Job:
Each entry below should be reproduced character for character.

Records shown:
____

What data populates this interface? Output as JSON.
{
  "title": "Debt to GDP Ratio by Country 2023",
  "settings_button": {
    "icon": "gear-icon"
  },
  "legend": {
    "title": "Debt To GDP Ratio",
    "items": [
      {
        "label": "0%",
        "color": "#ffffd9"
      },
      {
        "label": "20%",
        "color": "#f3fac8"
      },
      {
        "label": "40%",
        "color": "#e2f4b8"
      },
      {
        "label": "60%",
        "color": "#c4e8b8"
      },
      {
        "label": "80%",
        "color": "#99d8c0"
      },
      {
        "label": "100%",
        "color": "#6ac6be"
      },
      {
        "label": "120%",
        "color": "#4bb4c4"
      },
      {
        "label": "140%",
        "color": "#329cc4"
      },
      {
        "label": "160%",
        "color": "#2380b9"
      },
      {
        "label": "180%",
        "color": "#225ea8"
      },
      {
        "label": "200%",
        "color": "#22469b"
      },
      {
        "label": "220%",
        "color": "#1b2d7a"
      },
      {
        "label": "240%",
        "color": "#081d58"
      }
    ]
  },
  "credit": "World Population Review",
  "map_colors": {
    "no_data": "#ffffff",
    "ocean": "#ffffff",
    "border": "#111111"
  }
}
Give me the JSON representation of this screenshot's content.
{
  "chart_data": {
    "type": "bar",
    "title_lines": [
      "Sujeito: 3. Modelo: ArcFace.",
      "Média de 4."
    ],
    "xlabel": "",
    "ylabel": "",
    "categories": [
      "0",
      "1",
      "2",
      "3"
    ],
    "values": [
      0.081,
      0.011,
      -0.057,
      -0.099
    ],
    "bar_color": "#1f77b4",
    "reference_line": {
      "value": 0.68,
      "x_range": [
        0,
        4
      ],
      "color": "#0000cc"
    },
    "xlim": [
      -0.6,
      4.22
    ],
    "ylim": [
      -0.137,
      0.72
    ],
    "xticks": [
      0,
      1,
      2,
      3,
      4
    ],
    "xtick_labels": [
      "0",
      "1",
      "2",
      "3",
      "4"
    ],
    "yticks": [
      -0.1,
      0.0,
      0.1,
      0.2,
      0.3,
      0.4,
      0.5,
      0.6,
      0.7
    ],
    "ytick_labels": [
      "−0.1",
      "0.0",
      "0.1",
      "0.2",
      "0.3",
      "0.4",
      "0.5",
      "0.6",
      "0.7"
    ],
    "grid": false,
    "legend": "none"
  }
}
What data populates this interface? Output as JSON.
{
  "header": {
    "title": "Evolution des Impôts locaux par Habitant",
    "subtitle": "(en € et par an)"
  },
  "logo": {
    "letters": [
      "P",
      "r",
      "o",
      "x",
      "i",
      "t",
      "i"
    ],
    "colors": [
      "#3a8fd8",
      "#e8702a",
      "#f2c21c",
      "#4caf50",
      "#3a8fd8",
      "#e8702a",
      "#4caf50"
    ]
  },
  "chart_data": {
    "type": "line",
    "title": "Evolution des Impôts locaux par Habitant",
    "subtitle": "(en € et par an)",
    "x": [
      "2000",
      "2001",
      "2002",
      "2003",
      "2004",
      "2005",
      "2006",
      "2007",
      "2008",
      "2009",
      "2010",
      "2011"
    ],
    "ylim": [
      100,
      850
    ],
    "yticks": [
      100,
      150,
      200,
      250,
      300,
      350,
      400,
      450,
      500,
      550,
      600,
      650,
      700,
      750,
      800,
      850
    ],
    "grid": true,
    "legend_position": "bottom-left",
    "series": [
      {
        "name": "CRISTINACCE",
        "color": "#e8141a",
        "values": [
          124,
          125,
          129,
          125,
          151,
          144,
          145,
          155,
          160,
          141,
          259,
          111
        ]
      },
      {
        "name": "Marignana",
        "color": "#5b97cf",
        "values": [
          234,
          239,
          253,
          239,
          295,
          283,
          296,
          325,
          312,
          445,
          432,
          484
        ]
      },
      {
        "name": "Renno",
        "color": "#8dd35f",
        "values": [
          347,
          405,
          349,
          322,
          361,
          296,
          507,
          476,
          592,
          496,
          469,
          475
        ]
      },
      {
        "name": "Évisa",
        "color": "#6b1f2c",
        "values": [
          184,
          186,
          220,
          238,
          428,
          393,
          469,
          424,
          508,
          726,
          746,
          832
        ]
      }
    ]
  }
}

____

Solution below:
What data populates this interface? Output as JSON.
{
  "title": "Debt to GDP Ratio by Country 2023",
  "settings_button": {
    "icon": "gear-icon"
  },
  "legend": {
    "title": "Debt To GDP Ratio",
    "items": [
      {
        "label": "0%",
        "color": "#ffffd9"
      },
      {
        "label": "20%",
        "color": "#f3fac8"
      },
      {
        "label": "40%",
        "color": "#e2f4b8"
      },
      {
        "label": "60%",
        "color": "#c4e8b8"
      },
      {
        "label": "80%",
        "color": "#99d8c0"
      },
      {
        "label": "100%",
        "color": "#6ac6be"
      },
      {
        "label": "120%",
        "color": "#4bb4c4"
      },
      {
        "label": "140%",
        "color": "#329cc4"
      },
      {
        "label": "160%",
        "color": "#2380b9"
      },
      {
        "label": "180%",
        "color": "#225ea8"
      },
      {
        "label": "200%",
        "color": "#22469b"
      },
      {
        "label": "220%",
        "color": "#1b2d7a"
      },
      {
        "label": "240%",
        "color": "#081d58"
      }
    ]
  },
  "credit": "World Population Review",
  "map_colors": {
    "no_data": "#ffffff",
    "ocean": "#ffffff",
    "border": "#111111"
  }
}
Give me the JSON representation of this screenshot's content.
{
  "chart_data": {
    "type": "bar",
    "title_lines": [
      "Sujeito: 3. Modelo: ArcFace.",
      "Média de 4."
    ],
    "xlabel": "",
    "ylabel": "",
    "categories": [
      "0",
      "1",
      "2",
      "3"
    ],
    "values": [
      0.081,
      0.011,
      -0.057,
      -0.099
    ],
    "bar_color": "#1f77b4",
    "reference_line": {
      "value": 0.68,
      "x_range": [
        0,
        4
      ],
      "color": "#0000cc"
    },
    "xlim": [
      -0.6,
      4.22
    ],
    "ylim": [
      -0.137,
      0.72
    ],
    "xticks": [
      0,
      1,
      2,
      3,
      4
    ],
    "xtick_labels": [
      "0",
      "1",
      "2",
      "3",
      "4"
    ],
    "yticks": [
      -0.1,
      0.0,
      0.1,
      0.2,
      0.3,
      0.4,
      0.5,
      0.6,
      0.7
    ],
    "ytick_labels": [
      "−0.1",
      "0.0",
      "0.1",
      "0.2",
      "0.3",
      "0.4",
      "0.5",
      "0.6",
      "0.7"
    ],
    "grid": false,
    "legend": "none"
  }
}
What data populates this interface? Output as JSON.
{
  "header": {
    "title": "Evolution des Impôts locaux par Habitant",
    "subtitle": "(en € et par an)"
  },
  "logo": {
    "letters": [
      "P",
      "r",
      "o",
      "x",
      "i",
      "t",
      "i"
    ],
    "colors": [
      "#3a8fd8",
      "#e8702a",
      "#f2c21c",
      "#4caf50",
      "#3a8fd8",
      "#e8702a",
      "#4caf50"
    ]
  },
  "chart_data": {
    "type": "line",
    "title": "Evolution des Impôts locaux par Habitant",
    "subtitle": "(en € et par an)",
    "x": [
      "2000",
      "2001",
      "2002",
      "2003",
      "2004",
      "2005",
      "2006",
      "2007",
      "2008",
      "2009",
      "2010",
      "2011"
    ],
    "ylim": [
      100,
      850
    ],
    "yticks": [
      100,
      150,
      200,
      250,
      300,
      350,
      400,
      450,
      500,
      550,
      600,
      650,
      700,
      750,
      800,
      850
    ],
    "grid": true,
    "legend_position": "bottom-left",
    "series": [
      {
        "name": "CRISTINACCE",
        "color": "#e8141a",
        "values": [
          124,
          125,
          129,
          125,
          151,
          144,
          145,
          155,
          160,
          141,
          259,
          111
        ]
      },
      {
        "name": "Marignana",
        "color": "#5b97cf",
        "values": [
          234,
          239,
          253,
          239,
          295,
          283,
          296,
          325,
          312,
          445,
          432,
          484
        ]
      },
      {
        "name": "Renno",
        "color": "#8dd35f",
        "values": [
          347,
          405,
          349,
          322,
          361,
          296,
          507,
          476,
          592,
          496,
          469,
          475
        ]
      },
      {
        "name": "Évisa",
        "color": "#6b1f2c",
        "values": [
          184,
          186,
          220,
          238,
          428,
          393,
          469,
          424,
          508,
          726,
          746,
          832
        ]
      }
    ]
  }
}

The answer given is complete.